§ **TASK DETAILS**:
Copy each line of the entries beneath that contains the word "一些重要的名词解释".

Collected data
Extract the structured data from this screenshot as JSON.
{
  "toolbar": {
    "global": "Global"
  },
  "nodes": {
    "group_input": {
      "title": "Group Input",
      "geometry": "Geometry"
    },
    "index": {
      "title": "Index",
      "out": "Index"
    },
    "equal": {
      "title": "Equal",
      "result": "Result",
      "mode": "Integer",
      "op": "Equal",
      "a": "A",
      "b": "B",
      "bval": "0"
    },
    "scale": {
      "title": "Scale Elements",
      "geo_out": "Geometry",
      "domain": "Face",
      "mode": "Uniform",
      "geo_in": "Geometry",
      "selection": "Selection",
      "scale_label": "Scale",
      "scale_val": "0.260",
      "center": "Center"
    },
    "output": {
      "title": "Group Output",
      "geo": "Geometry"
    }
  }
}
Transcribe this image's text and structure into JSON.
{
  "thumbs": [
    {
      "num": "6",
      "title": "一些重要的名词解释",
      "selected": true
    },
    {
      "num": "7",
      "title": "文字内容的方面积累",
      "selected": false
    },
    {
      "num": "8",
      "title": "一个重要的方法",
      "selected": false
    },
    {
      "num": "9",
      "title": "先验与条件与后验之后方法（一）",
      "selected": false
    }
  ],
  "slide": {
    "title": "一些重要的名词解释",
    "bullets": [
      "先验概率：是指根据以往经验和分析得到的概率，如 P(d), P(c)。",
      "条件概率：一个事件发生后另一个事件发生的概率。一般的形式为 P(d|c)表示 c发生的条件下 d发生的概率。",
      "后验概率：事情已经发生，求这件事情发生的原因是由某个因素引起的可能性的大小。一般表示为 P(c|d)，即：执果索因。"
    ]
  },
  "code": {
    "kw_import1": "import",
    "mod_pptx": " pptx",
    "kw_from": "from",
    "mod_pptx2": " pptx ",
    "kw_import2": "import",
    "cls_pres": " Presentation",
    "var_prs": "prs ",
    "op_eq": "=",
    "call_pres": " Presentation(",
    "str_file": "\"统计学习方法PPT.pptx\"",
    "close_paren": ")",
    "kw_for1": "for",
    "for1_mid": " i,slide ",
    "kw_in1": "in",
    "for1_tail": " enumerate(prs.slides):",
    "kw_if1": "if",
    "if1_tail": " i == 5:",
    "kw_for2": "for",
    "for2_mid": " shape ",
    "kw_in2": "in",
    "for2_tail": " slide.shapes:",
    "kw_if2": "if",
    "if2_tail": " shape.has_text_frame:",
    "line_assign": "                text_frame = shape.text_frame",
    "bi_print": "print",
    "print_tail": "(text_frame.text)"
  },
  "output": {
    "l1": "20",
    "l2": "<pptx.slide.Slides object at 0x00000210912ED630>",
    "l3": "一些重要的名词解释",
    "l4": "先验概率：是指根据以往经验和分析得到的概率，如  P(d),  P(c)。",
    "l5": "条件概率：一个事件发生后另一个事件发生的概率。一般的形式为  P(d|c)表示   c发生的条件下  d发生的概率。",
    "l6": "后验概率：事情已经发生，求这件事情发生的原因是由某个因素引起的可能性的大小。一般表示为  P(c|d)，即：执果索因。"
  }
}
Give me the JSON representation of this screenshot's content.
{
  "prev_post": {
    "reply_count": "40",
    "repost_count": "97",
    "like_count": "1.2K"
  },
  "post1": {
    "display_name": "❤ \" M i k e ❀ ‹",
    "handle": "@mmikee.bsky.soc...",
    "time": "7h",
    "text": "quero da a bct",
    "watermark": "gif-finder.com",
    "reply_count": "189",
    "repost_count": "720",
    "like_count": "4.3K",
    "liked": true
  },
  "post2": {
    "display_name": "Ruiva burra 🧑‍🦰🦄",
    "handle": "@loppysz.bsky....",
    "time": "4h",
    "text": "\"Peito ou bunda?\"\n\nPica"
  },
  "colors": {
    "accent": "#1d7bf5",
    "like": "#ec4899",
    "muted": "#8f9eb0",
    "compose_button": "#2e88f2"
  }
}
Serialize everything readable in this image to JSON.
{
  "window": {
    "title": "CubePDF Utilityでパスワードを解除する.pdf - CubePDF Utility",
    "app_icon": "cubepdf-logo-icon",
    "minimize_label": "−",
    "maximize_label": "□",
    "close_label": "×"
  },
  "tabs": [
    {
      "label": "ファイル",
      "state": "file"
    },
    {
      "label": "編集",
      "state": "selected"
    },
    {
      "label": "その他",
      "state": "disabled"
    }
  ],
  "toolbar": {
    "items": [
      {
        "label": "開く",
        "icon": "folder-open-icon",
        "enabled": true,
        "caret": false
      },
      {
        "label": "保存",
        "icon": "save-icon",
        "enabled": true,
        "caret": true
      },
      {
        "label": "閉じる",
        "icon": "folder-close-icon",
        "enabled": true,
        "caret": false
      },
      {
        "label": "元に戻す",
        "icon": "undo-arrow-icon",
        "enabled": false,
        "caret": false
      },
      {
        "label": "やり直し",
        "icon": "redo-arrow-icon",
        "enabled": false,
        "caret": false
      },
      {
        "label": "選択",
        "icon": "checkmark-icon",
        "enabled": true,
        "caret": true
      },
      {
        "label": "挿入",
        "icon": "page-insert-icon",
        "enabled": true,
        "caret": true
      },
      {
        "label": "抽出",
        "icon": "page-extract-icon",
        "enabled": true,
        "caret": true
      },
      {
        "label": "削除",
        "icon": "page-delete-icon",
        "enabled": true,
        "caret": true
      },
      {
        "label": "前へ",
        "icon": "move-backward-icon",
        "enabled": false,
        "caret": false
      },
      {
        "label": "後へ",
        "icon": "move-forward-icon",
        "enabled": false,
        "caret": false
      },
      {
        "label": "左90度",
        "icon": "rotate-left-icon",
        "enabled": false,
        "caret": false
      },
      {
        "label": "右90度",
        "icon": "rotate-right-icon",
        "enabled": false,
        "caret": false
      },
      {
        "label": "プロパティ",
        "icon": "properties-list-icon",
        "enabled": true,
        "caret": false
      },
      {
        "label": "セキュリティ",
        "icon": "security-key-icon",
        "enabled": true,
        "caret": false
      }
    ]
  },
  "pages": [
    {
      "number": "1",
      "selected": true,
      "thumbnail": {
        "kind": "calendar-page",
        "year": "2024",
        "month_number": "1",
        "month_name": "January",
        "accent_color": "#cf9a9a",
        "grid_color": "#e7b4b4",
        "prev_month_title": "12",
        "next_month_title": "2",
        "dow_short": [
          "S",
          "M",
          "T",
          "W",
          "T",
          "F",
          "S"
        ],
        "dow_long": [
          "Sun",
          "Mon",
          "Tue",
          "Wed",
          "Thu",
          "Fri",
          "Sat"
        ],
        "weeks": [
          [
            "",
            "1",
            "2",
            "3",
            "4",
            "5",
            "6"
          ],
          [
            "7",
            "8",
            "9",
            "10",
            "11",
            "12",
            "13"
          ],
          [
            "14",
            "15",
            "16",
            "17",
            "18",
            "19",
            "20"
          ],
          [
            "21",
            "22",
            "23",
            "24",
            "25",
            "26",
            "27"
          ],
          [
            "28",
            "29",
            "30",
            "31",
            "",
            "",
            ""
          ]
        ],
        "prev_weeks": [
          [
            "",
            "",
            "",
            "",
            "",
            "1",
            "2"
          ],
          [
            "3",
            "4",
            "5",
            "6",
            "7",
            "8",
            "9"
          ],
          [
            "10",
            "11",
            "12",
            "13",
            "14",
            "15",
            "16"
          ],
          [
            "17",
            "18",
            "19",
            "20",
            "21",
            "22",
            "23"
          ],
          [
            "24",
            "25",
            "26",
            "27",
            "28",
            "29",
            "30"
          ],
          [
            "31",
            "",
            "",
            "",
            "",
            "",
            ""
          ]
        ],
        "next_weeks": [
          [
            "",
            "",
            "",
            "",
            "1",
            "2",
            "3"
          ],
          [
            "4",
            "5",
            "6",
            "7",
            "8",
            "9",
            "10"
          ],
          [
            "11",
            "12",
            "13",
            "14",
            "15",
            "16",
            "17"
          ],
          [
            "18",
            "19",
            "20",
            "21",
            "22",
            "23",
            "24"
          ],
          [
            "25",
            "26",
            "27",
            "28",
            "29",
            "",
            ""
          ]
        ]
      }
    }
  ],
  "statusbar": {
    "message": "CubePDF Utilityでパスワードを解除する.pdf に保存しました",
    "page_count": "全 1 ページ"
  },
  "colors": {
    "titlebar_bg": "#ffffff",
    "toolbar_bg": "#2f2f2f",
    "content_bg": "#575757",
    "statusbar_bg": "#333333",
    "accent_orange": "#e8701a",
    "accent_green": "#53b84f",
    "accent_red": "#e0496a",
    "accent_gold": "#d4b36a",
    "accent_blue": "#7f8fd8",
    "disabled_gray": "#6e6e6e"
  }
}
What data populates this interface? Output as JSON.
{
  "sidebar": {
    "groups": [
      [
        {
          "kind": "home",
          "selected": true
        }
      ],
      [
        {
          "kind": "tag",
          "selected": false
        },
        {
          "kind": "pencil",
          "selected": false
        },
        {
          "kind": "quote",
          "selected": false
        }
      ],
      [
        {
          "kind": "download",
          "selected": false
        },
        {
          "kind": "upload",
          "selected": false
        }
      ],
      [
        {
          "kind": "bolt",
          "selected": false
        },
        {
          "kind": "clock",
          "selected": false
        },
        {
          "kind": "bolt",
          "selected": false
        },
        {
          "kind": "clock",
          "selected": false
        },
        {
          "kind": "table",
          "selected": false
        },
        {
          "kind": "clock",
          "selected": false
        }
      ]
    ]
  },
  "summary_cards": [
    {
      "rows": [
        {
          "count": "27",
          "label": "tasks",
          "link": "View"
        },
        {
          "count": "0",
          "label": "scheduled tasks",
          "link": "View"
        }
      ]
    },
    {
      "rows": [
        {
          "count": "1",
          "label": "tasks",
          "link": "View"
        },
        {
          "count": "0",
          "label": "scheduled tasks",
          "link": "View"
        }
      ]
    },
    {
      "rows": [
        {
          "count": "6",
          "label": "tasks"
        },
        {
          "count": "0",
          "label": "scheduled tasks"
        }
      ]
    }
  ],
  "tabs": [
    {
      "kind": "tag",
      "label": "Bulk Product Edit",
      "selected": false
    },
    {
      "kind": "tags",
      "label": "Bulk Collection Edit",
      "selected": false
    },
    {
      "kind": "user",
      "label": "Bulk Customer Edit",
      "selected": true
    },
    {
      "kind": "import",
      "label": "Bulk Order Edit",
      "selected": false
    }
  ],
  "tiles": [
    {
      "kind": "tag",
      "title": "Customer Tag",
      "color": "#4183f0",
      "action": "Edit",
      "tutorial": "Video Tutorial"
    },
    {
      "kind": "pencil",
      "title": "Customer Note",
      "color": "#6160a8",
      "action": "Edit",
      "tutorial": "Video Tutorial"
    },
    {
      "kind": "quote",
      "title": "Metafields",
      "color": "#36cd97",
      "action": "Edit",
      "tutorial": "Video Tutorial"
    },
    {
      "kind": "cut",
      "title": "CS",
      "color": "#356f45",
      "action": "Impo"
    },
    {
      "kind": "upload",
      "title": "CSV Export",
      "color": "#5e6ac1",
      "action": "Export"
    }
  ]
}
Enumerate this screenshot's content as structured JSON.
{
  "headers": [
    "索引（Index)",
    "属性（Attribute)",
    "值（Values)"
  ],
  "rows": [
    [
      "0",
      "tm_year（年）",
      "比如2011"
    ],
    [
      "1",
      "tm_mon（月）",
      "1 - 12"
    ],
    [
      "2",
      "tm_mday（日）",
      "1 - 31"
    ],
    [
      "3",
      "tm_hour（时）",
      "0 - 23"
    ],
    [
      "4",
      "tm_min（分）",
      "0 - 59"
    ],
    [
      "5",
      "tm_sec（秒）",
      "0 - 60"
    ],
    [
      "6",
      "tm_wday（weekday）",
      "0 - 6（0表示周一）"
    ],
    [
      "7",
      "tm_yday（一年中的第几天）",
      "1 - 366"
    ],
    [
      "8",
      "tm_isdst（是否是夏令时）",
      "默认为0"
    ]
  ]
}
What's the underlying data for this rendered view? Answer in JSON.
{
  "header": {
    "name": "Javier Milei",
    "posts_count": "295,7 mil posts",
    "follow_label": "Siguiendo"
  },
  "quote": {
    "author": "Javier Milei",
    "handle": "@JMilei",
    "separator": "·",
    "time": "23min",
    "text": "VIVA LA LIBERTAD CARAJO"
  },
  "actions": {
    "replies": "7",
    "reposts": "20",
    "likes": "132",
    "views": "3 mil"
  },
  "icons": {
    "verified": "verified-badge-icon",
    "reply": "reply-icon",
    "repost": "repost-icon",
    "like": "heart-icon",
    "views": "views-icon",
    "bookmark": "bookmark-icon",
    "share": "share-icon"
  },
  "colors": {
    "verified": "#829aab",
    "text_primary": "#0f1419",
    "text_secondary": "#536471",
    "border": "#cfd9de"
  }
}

§ **ANSWER BELOW**:
      "title": "一些重要的名词解释",
    "title": "一些重要的名词解释",
    "l3": "一些重要的名词解释",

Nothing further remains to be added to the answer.